— START —

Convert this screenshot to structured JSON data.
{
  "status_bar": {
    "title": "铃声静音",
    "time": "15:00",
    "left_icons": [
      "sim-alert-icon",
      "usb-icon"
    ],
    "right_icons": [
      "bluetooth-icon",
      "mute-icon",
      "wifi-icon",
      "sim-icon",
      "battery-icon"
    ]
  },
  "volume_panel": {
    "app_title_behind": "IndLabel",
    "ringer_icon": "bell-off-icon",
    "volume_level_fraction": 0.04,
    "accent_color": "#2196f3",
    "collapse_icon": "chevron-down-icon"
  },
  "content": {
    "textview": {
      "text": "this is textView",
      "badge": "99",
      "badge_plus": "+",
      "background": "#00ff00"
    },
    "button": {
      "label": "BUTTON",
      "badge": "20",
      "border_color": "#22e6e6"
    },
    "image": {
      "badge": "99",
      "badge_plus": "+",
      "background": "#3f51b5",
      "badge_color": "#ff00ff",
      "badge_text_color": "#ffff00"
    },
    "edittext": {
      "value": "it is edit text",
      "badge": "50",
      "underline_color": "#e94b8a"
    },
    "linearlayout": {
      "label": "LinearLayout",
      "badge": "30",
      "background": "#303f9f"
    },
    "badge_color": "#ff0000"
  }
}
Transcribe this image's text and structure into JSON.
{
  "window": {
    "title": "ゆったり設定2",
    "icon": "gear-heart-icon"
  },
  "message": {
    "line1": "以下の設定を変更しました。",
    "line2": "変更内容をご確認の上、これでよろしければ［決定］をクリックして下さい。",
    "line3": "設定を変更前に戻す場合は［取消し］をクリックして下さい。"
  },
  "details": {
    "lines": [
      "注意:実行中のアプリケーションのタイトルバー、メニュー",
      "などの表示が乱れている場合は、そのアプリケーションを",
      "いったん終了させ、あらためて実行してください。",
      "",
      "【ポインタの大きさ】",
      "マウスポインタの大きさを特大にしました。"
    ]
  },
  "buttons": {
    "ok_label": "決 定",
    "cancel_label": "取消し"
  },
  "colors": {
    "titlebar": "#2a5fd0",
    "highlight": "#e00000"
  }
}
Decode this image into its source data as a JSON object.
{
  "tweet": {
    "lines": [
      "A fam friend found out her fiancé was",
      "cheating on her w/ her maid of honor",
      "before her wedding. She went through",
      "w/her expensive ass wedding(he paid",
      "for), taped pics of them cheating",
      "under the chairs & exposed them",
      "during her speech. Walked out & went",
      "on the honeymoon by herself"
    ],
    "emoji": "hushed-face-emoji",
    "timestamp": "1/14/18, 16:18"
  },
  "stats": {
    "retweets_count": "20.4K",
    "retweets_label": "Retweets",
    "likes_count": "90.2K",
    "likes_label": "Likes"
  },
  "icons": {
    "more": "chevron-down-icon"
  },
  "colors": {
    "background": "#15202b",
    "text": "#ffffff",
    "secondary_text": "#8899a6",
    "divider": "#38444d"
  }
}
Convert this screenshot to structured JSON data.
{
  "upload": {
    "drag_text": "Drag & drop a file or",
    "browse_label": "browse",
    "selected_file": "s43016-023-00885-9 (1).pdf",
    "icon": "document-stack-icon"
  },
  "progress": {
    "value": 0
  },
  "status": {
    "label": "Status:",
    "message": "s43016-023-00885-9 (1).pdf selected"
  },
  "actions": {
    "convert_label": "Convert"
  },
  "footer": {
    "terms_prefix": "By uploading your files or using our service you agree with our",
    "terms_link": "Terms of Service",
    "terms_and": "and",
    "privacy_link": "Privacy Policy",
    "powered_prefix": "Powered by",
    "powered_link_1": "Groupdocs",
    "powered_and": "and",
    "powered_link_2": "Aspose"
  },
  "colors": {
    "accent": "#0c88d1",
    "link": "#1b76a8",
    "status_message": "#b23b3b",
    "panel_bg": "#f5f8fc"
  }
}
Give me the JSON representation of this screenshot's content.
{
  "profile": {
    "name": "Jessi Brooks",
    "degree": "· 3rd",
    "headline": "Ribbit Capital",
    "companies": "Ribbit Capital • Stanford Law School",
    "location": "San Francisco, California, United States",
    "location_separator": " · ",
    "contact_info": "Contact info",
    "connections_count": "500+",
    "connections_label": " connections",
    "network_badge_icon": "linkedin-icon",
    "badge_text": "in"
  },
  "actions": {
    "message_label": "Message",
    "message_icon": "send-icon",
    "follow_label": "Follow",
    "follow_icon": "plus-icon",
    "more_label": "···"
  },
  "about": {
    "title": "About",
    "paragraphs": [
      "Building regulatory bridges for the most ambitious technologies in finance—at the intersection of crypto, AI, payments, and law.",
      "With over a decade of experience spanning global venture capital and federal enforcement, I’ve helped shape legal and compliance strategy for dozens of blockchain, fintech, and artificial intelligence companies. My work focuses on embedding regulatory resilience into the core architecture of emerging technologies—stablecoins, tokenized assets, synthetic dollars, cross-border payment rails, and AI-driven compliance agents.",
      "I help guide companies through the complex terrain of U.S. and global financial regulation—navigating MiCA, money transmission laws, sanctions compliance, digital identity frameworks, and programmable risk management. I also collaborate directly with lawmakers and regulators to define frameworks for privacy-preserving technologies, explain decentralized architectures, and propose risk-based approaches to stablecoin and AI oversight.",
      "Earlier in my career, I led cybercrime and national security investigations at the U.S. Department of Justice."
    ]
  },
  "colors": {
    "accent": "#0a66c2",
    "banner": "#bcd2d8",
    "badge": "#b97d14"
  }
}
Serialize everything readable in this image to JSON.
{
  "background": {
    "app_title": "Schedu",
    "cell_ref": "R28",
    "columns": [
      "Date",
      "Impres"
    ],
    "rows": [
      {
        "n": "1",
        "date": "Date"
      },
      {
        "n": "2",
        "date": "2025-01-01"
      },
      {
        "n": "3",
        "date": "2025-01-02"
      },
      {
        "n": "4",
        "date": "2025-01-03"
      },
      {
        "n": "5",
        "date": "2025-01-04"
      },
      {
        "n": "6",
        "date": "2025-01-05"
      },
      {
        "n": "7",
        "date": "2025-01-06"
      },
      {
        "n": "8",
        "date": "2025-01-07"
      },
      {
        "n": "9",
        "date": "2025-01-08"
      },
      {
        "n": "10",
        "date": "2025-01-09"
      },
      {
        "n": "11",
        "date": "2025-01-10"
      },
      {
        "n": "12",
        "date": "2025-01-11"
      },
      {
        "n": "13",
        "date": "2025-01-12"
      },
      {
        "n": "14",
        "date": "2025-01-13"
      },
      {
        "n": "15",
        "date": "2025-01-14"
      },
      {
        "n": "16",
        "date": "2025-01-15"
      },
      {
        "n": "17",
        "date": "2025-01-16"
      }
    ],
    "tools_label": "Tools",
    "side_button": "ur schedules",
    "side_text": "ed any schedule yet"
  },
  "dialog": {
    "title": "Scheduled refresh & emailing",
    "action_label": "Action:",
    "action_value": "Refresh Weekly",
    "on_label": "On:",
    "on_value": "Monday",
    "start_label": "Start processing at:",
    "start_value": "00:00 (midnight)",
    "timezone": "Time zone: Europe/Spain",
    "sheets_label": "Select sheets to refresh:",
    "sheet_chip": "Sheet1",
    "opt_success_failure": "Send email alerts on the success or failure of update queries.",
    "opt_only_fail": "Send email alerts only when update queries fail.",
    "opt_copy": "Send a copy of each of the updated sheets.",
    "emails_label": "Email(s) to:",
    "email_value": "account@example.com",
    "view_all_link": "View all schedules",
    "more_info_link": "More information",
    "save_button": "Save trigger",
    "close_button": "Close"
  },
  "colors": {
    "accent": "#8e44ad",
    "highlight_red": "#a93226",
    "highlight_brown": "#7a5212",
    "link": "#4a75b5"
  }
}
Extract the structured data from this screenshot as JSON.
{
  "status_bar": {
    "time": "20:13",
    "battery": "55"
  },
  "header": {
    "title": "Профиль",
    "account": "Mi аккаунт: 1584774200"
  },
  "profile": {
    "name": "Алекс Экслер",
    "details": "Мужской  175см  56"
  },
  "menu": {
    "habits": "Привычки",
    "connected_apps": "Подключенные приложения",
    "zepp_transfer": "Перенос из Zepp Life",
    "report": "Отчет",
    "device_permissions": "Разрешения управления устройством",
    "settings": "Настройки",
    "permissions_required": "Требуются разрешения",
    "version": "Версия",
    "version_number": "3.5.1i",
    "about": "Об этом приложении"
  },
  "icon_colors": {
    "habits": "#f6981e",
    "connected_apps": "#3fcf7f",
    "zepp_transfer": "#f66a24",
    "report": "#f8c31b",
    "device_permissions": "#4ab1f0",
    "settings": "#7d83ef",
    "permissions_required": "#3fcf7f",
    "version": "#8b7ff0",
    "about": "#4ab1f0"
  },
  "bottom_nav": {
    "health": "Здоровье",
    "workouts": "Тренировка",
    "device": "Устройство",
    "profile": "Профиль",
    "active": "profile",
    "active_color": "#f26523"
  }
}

— END —

> [WHAT TO DO] Keep only the lines that hold the string "cheating", and copy them out.

> [TASK RESPONSE]
      "cheating on her w/ her maid of honor",
      "for), taped pics of them cheating",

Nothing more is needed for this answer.